Objective:
Count how many lines of the material below have the word "mask" and give only the number.

=== Record extracts ===

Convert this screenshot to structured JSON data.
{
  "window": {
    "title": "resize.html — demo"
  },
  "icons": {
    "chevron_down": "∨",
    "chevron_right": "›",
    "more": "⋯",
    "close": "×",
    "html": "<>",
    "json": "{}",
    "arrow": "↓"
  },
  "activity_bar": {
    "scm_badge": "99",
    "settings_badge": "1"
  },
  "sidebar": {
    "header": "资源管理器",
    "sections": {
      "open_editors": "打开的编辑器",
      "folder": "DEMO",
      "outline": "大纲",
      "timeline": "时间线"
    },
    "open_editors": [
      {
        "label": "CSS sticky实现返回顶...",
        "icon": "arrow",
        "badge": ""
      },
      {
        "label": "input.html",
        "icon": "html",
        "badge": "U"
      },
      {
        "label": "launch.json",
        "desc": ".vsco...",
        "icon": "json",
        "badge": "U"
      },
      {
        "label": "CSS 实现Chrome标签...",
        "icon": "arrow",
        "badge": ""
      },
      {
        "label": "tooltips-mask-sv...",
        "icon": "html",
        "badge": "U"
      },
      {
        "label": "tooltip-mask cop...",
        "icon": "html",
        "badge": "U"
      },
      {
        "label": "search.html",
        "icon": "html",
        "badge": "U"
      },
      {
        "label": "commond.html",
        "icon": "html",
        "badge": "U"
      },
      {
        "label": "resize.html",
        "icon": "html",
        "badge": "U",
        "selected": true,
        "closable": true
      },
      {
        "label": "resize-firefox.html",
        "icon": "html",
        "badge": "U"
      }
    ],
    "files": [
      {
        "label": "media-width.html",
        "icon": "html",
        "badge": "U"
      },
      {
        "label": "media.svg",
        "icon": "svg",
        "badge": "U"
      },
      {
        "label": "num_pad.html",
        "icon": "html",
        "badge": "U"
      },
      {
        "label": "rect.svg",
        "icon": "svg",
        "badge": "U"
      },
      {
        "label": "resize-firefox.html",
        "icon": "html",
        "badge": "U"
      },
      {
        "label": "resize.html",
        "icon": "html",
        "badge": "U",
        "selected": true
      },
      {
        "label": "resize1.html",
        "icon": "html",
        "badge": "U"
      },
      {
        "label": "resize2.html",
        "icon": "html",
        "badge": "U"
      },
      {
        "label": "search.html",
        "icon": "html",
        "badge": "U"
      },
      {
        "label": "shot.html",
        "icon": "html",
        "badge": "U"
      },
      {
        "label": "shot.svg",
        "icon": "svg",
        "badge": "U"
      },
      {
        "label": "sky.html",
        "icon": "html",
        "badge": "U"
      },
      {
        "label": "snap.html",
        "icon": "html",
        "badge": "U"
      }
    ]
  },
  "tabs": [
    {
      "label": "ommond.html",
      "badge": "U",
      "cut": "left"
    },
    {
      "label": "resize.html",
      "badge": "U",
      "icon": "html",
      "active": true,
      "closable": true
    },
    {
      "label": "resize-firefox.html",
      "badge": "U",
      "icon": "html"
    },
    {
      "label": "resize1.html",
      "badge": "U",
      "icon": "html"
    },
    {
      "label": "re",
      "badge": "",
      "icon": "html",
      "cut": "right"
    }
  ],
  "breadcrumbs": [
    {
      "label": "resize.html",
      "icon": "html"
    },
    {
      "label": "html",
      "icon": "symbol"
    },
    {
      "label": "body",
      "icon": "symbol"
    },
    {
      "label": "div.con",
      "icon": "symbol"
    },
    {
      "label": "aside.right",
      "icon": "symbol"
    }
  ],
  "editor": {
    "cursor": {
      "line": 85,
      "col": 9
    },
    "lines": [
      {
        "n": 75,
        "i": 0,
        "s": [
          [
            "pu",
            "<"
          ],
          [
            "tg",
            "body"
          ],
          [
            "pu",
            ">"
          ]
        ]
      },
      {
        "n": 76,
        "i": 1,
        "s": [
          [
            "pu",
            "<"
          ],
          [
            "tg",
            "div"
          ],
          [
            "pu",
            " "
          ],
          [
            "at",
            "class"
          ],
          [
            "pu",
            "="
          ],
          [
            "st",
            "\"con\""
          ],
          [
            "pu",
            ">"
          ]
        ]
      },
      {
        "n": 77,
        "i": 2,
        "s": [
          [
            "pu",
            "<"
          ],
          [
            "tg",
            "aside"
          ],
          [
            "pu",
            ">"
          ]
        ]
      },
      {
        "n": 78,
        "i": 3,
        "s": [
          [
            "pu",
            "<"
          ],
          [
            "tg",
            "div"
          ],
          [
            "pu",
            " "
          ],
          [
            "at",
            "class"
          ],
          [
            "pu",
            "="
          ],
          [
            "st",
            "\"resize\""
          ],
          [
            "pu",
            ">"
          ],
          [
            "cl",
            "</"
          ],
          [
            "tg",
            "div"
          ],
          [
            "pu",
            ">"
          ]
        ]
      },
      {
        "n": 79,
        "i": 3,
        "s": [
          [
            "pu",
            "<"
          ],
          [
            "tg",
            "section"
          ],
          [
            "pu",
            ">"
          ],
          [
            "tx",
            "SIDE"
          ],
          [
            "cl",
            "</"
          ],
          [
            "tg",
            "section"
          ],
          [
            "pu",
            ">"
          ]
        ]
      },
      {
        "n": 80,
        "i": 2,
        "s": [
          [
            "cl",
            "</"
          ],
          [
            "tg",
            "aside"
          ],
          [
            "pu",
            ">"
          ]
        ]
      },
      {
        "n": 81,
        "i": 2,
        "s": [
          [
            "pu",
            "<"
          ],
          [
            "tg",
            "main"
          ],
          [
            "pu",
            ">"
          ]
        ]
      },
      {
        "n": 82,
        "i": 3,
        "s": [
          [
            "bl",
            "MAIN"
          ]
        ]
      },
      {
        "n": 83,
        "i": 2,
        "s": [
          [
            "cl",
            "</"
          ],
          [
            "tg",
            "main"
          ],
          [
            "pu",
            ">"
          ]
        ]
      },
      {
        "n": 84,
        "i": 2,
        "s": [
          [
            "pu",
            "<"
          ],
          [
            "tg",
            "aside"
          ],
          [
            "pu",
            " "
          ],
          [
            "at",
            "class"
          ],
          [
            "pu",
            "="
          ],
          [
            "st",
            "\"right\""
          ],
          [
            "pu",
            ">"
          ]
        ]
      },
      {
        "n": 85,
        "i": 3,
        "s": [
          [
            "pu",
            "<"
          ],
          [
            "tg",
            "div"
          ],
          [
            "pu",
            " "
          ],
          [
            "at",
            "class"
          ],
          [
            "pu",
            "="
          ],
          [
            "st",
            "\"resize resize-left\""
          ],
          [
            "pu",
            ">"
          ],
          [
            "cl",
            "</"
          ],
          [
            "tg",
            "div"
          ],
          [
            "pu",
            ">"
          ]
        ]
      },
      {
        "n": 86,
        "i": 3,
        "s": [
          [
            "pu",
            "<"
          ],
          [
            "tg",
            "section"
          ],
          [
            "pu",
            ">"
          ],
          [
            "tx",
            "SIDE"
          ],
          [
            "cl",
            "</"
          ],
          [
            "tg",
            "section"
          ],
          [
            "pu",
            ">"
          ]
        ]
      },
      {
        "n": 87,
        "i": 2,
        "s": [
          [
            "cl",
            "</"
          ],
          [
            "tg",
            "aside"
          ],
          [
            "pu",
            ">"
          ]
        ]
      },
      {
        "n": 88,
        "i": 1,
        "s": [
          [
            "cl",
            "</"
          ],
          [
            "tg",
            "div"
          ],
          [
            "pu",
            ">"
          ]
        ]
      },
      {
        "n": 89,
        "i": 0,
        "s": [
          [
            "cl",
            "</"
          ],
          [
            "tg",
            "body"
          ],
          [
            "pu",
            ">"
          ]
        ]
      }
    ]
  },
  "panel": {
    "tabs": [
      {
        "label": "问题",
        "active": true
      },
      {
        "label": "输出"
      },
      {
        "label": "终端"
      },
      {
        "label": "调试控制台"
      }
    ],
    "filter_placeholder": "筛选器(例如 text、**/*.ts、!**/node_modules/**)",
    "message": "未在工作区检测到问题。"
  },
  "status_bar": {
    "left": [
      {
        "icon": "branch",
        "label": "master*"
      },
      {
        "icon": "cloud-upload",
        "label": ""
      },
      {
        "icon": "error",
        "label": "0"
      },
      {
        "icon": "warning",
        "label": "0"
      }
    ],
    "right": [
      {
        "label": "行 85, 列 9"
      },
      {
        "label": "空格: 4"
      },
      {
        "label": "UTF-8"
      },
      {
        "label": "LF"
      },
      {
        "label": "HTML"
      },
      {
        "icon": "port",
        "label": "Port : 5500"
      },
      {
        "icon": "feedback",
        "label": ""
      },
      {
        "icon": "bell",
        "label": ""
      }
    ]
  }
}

===

Written solution:
2